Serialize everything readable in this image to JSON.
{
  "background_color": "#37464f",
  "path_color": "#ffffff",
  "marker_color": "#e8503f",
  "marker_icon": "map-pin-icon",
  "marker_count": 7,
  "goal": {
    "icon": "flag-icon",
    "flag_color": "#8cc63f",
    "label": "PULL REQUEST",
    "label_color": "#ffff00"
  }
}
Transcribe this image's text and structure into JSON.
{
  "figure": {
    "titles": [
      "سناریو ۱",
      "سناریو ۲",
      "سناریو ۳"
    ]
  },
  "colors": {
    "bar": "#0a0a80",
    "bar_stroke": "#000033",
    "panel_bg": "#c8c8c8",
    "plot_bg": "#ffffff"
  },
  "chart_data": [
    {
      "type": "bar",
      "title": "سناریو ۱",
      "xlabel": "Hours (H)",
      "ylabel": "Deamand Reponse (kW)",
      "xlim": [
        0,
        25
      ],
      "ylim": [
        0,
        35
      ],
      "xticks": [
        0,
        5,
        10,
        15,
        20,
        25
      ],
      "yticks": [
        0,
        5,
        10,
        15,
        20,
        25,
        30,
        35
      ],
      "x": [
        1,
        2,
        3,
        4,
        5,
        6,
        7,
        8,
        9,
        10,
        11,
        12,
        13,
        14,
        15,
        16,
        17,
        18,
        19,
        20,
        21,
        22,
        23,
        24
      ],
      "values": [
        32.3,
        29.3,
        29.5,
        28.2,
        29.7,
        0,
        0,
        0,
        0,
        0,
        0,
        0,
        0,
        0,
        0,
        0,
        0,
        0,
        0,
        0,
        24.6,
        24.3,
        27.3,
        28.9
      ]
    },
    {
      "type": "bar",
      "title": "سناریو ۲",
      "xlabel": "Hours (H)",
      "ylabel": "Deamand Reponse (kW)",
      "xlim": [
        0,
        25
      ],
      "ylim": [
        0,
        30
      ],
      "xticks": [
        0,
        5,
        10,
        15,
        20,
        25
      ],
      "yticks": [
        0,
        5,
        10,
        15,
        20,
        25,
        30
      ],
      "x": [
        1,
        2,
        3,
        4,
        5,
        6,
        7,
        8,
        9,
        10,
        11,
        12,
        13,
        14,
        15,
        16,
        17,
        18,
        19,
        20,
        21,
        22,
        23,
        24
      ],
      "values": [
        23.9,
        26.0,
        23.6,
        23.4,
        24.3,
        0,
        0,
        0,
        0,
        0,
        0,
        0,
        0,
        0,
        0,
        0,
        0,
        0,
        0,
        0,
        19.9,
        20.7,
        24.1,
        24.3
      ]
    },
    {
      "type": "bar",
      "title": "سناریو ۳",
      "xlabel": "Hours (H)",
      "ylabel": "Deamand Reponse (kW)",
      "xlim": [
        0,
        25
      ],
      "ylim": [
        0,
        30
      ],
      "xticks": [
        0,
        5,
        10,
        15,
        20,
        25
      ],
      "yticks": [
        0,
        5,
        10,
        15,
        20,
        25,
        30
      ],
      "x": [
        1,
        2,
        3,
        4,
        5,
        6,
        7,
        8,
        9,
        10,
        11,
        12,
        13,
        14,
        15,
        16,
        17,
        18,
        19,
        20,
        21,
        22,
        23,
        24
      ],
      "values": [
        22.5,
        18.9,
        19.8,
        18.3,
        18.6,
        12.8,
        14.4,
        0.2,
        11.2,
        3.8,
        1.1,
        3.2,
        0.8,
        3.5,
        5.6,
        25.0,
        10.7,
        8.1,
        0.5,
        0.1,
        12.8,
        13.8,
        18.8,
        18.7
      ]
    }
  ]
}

···

* [YOUR GOAL]: Produce an exact copy of every entry above.

* [FINAL RESULT]:
Serialize everything readable in this image to JSON.
{
  "background_color": "#37464f",
  "path_color": "#ffffff",
  "marker_color": "#e8503f",
  "marker_icon": "map-pin-icon",
  "marker_count": 7,
  "goal": {
    "icon": "flag-icon",
    "flag_color": "#8cc63f",
    "label": "PULL REQUEST",
    "label_color": "#ffff00"
  }
}
Transcribe this image's text and structure into JSON.
{
  "figure": {
    "titles": [
      "سناریو ۱",
      "سناریو ۲",
      "سناریو ۳"
    ]
  },
  "colors": {
    "bar": "#0a0a80",
    "bar_stroke": "#000033",
    "panel_bg": "#c8c8c8",
    "plot_bg": "#ffffff"
  },
  "chart_data": [
    {
      "type": "bar",
      "title": "سناریو ۱",
      "xlabel": "Hours (H)",
      "ylabel": "Deamand Reponse (kW)",
      "xlim": [
        0,
        25
      ],
      "ylim": [
        0,
        35
      ],
      "xticks": [
        0,
        5,
        10,
        15,
        20,
        25
      ],
      "yticks": [
        0,
        5,
        10,
        15,
        20,
        25,
        30,
        35
      ],
      "x": [
        1,
        2,
        3,
        4,
        5,
        6,
        7,
        8,
        9,
        10,
        11,
        12,
        13,
        14,
        15,
        16,
        17,
        18,
        19,
        20,
        21,
        22,
        23,
        24
      ],
      "values": [
        32.3,
        29.3,
        29.5,
        28.2,
        29.7,
        0,
        0,
        0,
        0,
        0,
        0,
        0,
        0,
        0,
        0,
        0,
        0,
        0,
        0,
        0,
        24.6,
        24.3,
        27.3,
        28.9
      ]
    },
    {
      "type": "bar",
      "title": "سناریو ۲",
      "xlabel": "Hours (H)",
      "ylabel": "Deamand Reponse (kW)",
      "xlim": [
        0,
        25
      ],
      "ylim": [
        0,
        30
      ],
      "xticks": [
        0,
        5,
        10,
        15,
        20,
        25
      ],
      "yticks": [
        0,
        5,
        10,
        15,
        20,
        25,
        30
      ],
      "x": [
        1,
        2,
        3,
        4,
        5,
        6,
        7,
        8,
        9,
        10,
        11,
        12,
        13,
        14,
        15,
        16,
        17,
        18,
        19,
        20,
        21,
        22,
        23,
        24
      ],
      "values": [
        23.9,
        26.0,
        23.6,
        23.4,
        24.3,
        0,
        0,
        0,
        0,
        0,
        0,
        0,
        0,
        0,
        0,
        0,
        0,
        0,
        0,
        0,
        19.9,
        20.7,
        24.1,
        24.3
      ]
    },
    {
      "type": "bar",
      "title": "سناریو ۳",
      "xlabel": "Hours (H)",
      "ylabel": "Deamand Reponse (kW)",
      "xlim": [
        0,
        25
      ],
      "ylim": [
        0,
        30
      ],
      "xticks": [
        0,
        5,
        10,
        15,
        20,
        25
      ],
      "yticks": [
        0,
        5,
        10,
        15,
        20,
        25,
        30
      ],
      "x": [
        1,
        2,
        3,
        4,
        5,
        6,
        7,
        8,
        9,
        10,
        11,
        12,
        13,
        14,
        15,
        16,
        17,
        18,
        19,
        20,
        21,
        22,
        23,
        24
      ],
      "values": [
        22.5,
        18.9,
        19.8,
        18.3,
        18.6,
        12.8,
        14.4,
        0.2,
        11.2,
        3.8,
        1.1,
        3.2,
        0.8,
        3.5,
        5.6,
        25.0,
        10.7,
        8.1,
        0.5,
        0.1,
        12.8,
        13.8,
        18.8,
        18.7
      ]
    }
  ]
}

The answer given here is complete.